— Your task —
Look in the data below for the line that contains "Give me a plain-text". Copy that line and the remaining lines exactly.

— BEGIN Source material —

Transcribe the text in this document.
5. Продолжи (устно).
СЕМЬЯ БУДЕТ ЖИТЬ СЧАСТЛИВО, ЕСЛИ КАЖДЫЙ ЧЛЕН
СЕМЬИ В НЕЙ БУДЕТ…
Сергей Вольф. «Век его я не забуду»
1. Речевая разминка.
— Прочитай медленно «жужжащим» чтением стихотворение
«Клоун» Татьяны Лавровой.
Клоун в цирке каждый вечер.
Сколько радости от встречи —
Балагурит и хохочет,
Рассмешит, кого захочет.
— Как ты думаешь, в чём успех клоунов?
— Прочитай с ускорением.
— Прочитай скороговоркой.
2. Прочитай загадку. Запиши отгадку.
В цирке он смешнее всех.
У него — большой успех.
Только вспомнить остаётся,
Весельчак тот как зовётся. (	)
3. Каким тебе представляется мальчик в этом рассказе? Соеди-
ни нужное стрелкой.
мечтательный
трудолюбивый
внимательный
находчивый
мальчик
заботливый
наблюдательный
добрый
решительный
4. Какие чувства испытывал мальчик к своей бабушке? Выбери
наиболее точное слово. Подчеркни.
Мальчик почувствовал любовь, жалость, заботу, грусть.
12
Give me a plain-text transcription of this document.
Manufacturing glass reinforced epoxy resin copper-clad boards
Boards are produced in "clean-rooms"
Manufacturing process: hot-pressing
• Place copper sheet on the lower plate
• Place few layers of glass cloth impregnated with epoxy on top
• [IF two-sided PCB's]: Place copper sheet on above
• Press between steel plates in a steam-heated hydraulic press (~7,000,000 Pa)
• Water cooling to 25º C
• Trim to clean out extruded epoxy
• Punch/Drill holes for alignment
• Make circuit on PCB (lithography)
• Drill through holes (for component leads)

— END Source material —

— Expected answer —
Give me a plain-text transcription of this document.
Manufacturing glass reinforced epoxy resin copper-clad boards
Boards are produced in "clean-rooms"
Manufacturing process: hot-pressing
• Place copper sheet on the lower plate
• Place few layers of glass cloth impregnated with epoxy on top
• [IF two-sided PCB's]: Place copper sheet on above
• Press between steel plates in a steam-heated hydraulic press (~7,000,000 Pa)
• Water cooling to 25º C
• Trim to clean out extruded epoxy
• Punch/Drill holes for alignment
• Make circuit on PCB (lithography)
• Drill through holes (for component leads)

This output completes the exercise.